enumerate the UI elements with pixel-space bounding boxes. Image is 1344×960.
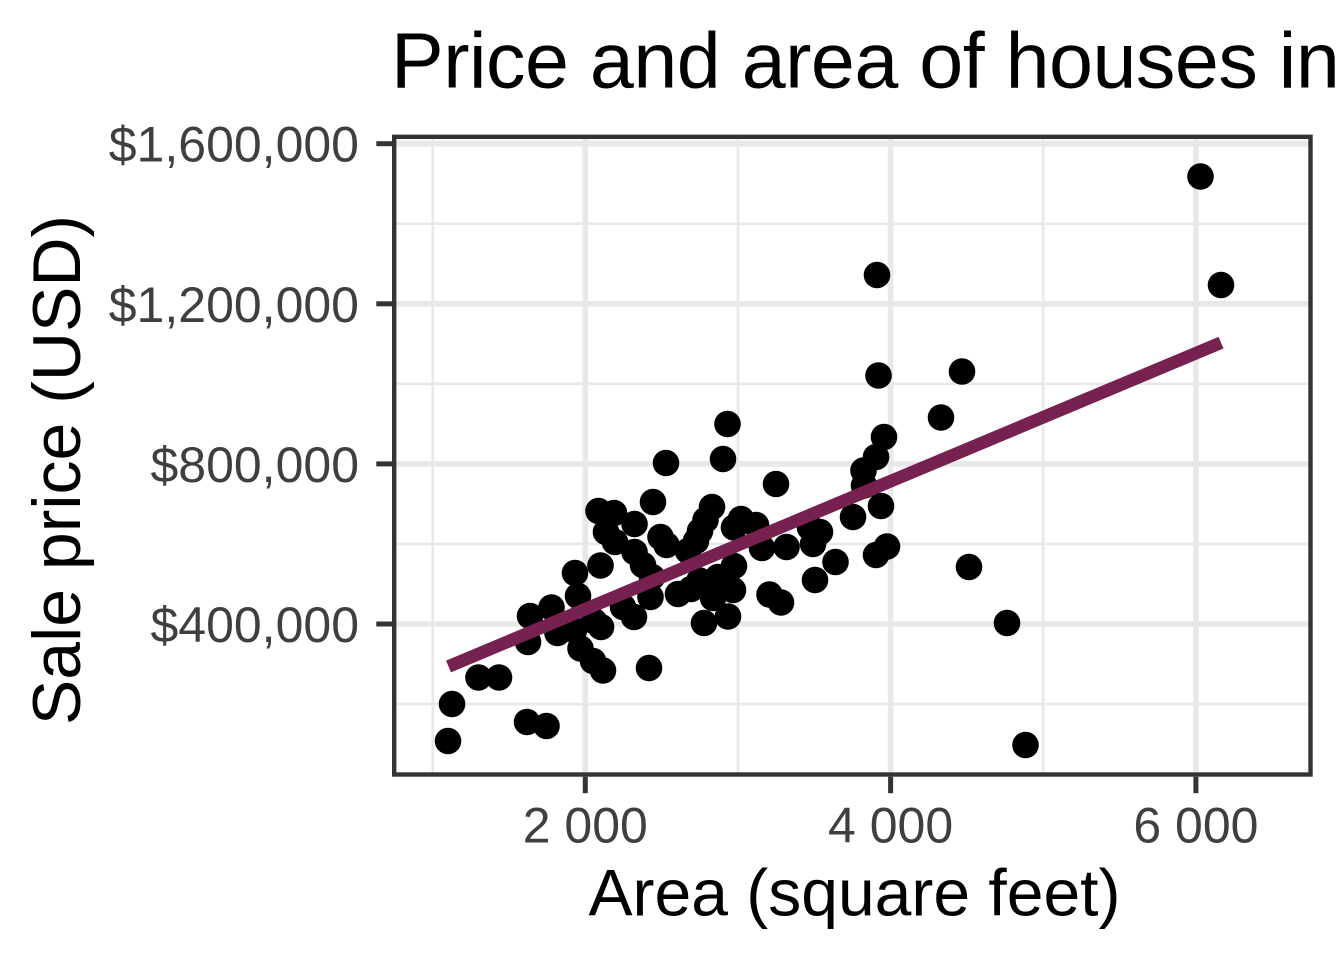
svg-text:$400,000: $400,000	[150, 597, 359, 653]
svg-text:$1,600,000: $1,600,000	[109, 117, 359, 173]
svg-text:Sale price (USD): Sale price (USD)	[19, 215, 95, 725]
svg-text:4 000: 4 000	[828, 798, 953, 854]
svg-text:Price and area of houses in: Price and area of houses in	[391, 16, 1339, 105]
svg-text:6 000: 6 000	[1133, 798, 1258, 854]
svg-text:$800,000: $800,000	[150, 437, 359, 493]
svg-text:2 000: 2 000	[523, 798, 648, 854]
svg-text:$1,200,000: $1,200,000	[109, 277, 359, 333]
svg-text:Area (square feet): Area (square feet)	[589, 856, 1121, 930]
=-=-=-=-=
Given problem:
Retype the lines of these rows word for word, leaving out the pictures.

Written answer:
enumerate the UI elements with pixel-space bounding boxes. Image is 1344×960.
svg-text:$400,000: $400,000	[150, 597, 359, 653]
svg-text:$1,600,000: $1,600,000	[109, 117, 359, 173]
svg-text:Sale price (USD): Sale price (USD)	[19, 215, 95, 725]
svg-text:4 000: 4 000	[828, 798, 953, 854]
svg-text:Price and area of houses in: Price and area of houses in	[391, 16, 1339, 105]
svg-text:6 000: 6 000	[1133, 798, 1258, 854]
svg-text:$800,000: $800,000	[150, 437, 359, 493]
svg-text:2 000: 2 000	[523, 798, 648, 854]
svg-text:$1,200,000: $1,200,000	[109, 277, 359, 333]
svg-text:Area (square feet): Area (square feet)	[589, 856, 1121, 930]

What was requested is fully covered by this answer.